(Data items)
§

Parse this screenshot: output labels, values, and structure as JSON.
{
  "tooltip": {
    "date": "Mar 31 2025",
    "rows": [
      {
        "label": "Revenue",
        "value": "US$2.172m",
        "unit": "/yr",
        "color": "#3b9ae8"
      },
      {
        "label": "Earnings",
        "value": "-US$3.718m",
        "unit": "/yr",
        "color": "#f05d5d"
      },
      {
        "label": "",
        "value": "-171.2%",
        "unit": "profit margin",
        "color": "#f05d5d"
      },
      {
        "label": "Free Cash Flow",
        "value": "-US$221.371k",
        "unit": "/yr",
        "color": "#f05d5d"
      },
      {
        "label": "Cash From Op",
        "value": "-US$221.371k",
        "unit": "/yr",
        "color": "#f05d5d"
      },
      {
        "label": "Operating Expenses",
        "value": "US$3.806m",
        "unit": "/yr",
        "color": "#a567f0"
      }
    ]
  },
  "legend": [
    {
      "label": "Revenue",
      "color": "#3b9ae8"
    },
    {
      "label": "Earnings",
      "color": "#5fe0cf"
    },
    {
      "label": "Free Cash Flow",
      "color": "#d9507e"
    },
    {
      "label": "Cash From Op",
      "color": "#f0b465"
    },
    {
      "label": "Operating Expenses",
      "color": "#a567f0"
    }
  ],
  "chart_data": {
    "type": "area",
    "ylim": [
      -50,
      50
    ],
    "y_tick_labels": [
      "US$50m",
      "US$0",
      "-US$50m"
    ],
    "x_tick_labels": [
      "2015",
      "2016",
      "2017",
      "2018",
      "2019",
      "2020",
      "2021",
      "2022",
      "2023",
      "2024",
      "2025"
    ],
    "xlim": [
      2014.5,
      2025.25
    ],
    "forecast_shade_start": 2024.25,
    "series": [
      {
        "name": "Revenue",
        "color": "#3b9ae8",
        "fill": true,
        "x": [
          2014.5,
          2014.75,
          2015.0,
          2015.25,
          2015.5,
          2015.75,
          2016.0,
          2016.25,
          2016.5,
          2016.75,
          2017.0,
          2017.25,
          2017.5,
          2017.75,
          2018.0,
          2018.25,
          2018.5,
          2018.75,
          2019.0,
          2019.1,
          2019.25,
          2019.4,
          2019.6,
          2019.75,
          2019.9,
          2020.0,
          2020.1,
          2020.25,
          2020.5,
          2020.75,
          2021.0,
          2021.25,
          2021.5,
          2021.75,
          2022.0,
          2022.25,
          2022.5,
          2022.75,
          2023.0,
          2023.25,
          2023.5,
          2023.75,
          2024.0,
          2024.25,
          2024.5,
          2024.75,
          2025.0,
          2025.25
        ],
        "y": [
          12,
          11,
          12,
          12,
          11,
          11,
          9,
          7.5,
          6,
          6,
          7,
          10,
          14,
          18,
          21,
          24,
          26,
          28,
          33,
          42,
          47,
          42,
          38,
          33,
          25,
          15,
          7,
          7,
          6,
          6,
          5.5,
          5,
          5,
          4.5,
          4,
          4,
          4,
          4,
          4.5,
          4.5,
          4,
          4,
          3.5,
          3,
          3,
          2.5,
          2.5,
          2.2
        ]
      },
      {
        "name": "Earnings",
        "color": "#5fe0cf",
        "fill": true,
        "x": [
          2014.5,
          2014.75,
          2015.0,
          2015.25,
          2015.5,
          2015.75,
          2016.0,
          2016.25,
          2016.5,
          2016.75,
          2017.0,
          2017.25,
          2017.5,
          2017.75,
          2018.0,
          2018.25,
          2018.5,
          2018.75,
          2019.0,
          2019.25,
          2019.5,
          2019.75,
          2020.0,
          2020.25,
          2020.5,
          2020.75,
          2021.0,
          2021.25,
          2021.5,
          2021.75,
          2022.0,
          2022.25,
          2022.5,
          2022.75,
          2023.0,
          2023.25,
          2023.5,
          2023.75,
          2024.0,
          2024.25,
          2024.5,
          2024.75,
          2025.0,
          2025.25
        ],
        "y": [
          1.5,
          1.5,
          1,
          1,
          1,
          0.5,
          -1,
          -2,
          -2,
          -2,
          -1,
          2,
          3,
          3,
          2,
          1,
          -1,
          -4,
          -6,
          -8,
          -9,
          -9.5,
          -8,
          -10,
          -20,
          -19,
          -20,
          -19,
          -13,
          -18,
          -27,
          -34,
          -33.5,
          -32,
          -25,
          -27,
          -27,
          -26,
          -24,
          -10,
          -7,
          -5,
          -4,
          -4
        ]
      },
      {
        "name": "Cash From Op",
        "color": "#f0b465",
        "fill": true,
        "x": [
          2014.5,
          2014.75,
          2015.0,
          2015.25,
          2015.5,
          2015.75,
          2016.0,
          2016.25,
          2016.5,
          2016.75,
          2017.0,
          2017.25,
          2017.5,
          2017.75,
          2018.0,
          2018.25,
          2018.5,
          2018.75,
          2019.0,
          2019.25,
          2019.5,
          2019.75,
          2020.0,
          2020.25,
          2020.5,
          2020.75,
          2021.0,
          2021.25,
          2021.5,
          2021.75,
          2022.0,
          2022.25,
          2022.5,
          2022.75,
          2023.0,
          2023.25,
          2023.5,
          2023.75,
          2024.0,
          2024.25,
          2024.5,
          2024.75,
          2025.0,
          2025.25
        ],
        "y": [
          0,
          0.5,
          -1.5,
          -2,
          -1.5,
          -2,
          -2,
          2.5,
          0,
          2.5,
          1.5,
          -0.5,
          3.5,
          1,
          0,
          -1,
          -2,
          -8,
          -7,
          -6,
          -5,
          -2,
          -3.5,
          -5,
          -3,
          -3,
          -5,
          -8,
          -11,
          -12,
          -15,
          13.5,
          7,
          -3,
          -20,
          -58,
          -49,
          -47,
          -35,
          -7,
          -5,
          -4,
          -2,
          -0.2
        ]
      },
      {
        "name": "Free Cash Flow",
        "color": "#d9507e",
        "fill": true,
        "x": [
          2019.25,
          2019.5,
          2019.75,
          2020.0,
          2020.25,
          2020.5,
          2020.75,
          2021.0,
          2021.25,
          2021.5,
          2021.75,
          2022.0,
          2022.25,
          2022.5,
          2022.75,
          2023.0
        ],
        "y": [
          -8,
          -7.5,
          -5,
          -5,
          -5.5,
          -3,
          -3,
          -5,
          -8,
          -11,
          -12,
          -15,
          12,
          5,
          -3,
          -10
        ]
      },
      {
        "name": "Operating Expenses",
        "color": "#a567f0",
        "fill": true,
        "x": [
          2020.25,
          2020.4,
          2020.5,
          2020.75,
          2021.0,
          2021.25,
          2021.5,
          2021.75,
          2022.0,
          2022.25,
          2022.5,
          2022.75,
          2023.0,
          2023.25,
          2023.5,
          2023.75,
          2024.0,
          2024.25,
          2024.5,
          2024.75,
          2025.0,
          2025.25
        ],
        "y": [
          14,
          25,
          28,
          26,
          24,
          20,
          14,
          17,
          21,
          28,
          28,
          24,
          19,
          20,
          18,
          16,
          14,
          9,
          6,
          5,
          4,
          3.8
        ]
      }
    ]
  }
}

§

__Set exercise__
Print the records above exactly as they appear.

__Correct result__
Parse this screenshot: output labels, values, and structure as JSON.
{
  "tooltip": {
    "date": "Mar 31 2025",
    "rows": [
      {
        "label": "Revenue",
        "value": "US$2.172m",
        "unit": "/yr",
        "color": "#3b9ae8"
      },
      {
        "label": "Earnings",
        "value": "-US$3.718m",
        "unit": "/yr",
        "color": "#f05d5d"
      },
      {
        "label": "",
        "value": "-171.2%",
        "unit": "profit margin",
        "color": "#f05d5d"
      },
      {
        "label": "Free Cash Flow",
        "value": "-US$221.371k",
        "unit": "/yr",
        "color": "#f05d5d"
      },
      {
        "label": "Cash From Op",
        "value": "-US$221.371k",
        "unit": "/yr",
        "color": "#f05d5d"
      },
      {
        "label": "Operating Expenses",
        "value": "US$3.806m",
        "unit": "/yr",
        "color": "#a567f0"
      }
    ]
  },
  "legend": [
    {
      "label": "Revenue",
      "color": "#3b9ae8"
    },
    {
      "label": "Earnings",
      "color": "#5fe0cf"
    },
    {
      "label": "Free Cash Flow",
      "color": "#d9507e"
    },
    {
      "label": "Cash From Op",
      "color": "#f0b465"
    },
    {
      "label": "Operating Expenses",
      "color": "#a567f0"
    }
  ],
  "chart_data": {
    "type": "area",
    "ylim": [
      -50,
      50
    ],
    "y_tick_labels": [
      "US$50m",
      "US$0",
      "-US$50m"
    ],
    "x_tick_labels": [
      "2015",
      "2016",
      "2017",
      "2018",
      "2019",
      "2020",
      "2021",
      "2022",
      "2023",
      "2024",
      "2025"
    ],
    "xlim": [
      2014.5,
      2025.25
    ],
    "forecast_shade_start": 2024.25,
    "series": [
      {
        "name": "Revenue",
        "color": "#3b9ae8",
        "fill": true,
        "x": [
          2014.5,
          2014.75,
          2015.0,
          2015.25,
          2015.5,
          2015.75,
          2016.0,
          2016.25,
          2016.5,
          2016.75,
          2017.0,
          2017.25,
          2017.5,
          2017.75,
          2018.0,
          2018.25,
          2018.5,
          2018.75,
          2019.0,
          2019.1,
          2019.25,
          2019.4,
          2019.6,
          2019.75,
          2019.9,
          2020.0,
          2020.1,
          2020.25,
          2020.5,
          2020.75,
          2021.0,
          2021.25,
          2021.5,
          2021.75,
          2022.0,
          2022.25,
          2022.5,
          2022.75,
          2023.0,
          2023.25,
          2023.5,
          2023.75,
          2024.0,
          2024.25,
          2024.5,
          2024.75,
          2025.0,
          2025.25
        ],
        "y": [
          12,
          11,
          12,
          12,
          11,
          11,
          9,
          7.5,
          6,
          6,
          7,
          10,
          14,
          18,
          21,
          24,
          26,
          28,
          33,
          42,
          47,
          42,
          38,
          33,
          25,
          15,
          7,
          7,
          6,
          6,
          5.5,
          5,
          5,
          4.5,
          4,
          4,
          4,
          4,
          4.5,
          4.5,
          4,
          4,
          3.5,
          3,
          3,
          2.5,
          2.5,
          2.2
        ]
      },
      {
        "name": "Earnings",
        "color": "#5fe0cf",
        "fill": true,
        "x": [
          2014.5,
          2014.75,
          2015.0,
          2015.25,
          2015.5,
          2015.75,
          2016.0,
          2016.25,
          2016.5,
          2016.75,
          2017.0,
          2017.25,
          2017.5,
          2017.75,
          2018.0,
          2018.25,
          2018.5,
          2018.75,
          2019.0,
          2019.25,
          2019.5,
          2019.75,
          2020.0,
          2020.25,
          2020.5,
          2020.75,
          2021.0,
          2021.25,
          2021.5,
          2021.75,
          2022.0,
          2022.25,
          2022.5,
          2022.75,
          2023.0,
          2023.25,
          2023.5,
          2023.75,
          2024.0,
          2024.25,
          2024.5,
          2024.75,
          2025.0,
          2025.25
        ],
        "y": [
          1.5,
          1.5,
          1,
          1,
          1,
          0.5,
          -1,
          -2,
          -2,
          -2,
          -1,
          2,
          3,
          3,
          2,
          1,
          -1,
          -4,
          -6,
          -8,
          -9,
          -9.5,
          -8,
          -10,
          -20,
          -19,
          -20,
          -19,
          -13,
          -18,
          -27,
          -34,
          -33.5,
          -32,
          -25,
          -27,
          -27,
          -26,
          -24,
          -10,
          -7,
          -5,
          -4,
          -4
        ]
      },
      {
        "name": "Cash From Op",
        "color": "#f0b465",
        "fill": true,
        "x": [
          2014.5,
          2014.75,
          2015.0,
          2015.25,
          2015.5,
          2015.75,
          2016.0,
          2016.25,
          2016.5,
          2016.75,
          2017.0,
          2017.25,
          2017.5,
          2017.75,
          2018.0,
          2018.25,
          2018.5,
          2018.75,
          2019.0,
          2019.25,
          2019.5,
          2019.75,
          2020.0,
          2020.25,
          2020.5,
          2020.75,
          2021.0,
          2021.25,
          2021.5,
          2021.75,
          2022.0,
          2022.25,
          2022.5,
          2022.75,
          2023.0,
          2023.25,
          2023.5,
          2023.75,
          2024.0,
          2024.25,
          2024.5,
          2024.75,
          2025.0,
          2025.25
        ],
        "y": [
          0,
          0.5,
          -1.5,
          -2,
          -1.5,
          -2,
          -2,
          2.5,
          0,
          2.5,
          1.5,
          -0.5,
          3.5,
          1,
          0,
          -1,
          -2,
          -8,
          -7,
          -6,
          -5,
          -2,
          -3.5,
          -5,
          -3,
          -3,
          -5,
          -8,
          -11,
          -12,
          -15,
          13.5,
          7,
          -3,
          -20,
          -58,
          -49,
          -47,
          -35,
          -7,
          -5,
          -4,
          -2,
          -0.2
        ]
      },
      {
        "name": "Free Cash Flow",
        "color": "#d9507e",
        "fill": true,
        "x": [
          2019.25,
          2019.5,
          2019.75,
          2020.0,
          2020.25,
          2020.5,
          2020.75,
          2021.0,
          2021.25,
          2021.5,
          2021.75,
          2022.0,
          2022.25,
          2022.5,
          2022.75,
          2023.0
        ],
        "y": [
          -8,
          -7.5,
          -5,
          -5,
          -5.5,
          -3,
          -3,
          -5,
          -8,
          -11,
          -12,
          -15,
          12,
          5,
          -3,
          -10
        ]
      },
      {
        "name": "Operating Expenses",
        "color": "#a567f0",
        "fill": true,
        "x": [
          2020.25,
          2020.4,
          2020.5,
          2020.75,
          2021.0,
          2021.25,
          2021.5,
          2021.75,
          2022.0,
          2022.25,
          2022.5,
          2022.75,
          2023.0,
          2023.25,
          2023.5,
          2023.75,
          2024.0,
          2024.25,
          2024.5,
          2024.75,
          2025.0,
          2025.25
        ],
        "y": [
          14,
          25,
          28,
          26,
          24,
          20,
          14,
          17,
          21,
          28,
          28,
          24,
          19,
          20,
          18,
          16,
          14,
          9,
          6,
          5,
          4,
          3.8
        ]
      }
    ]
  }
}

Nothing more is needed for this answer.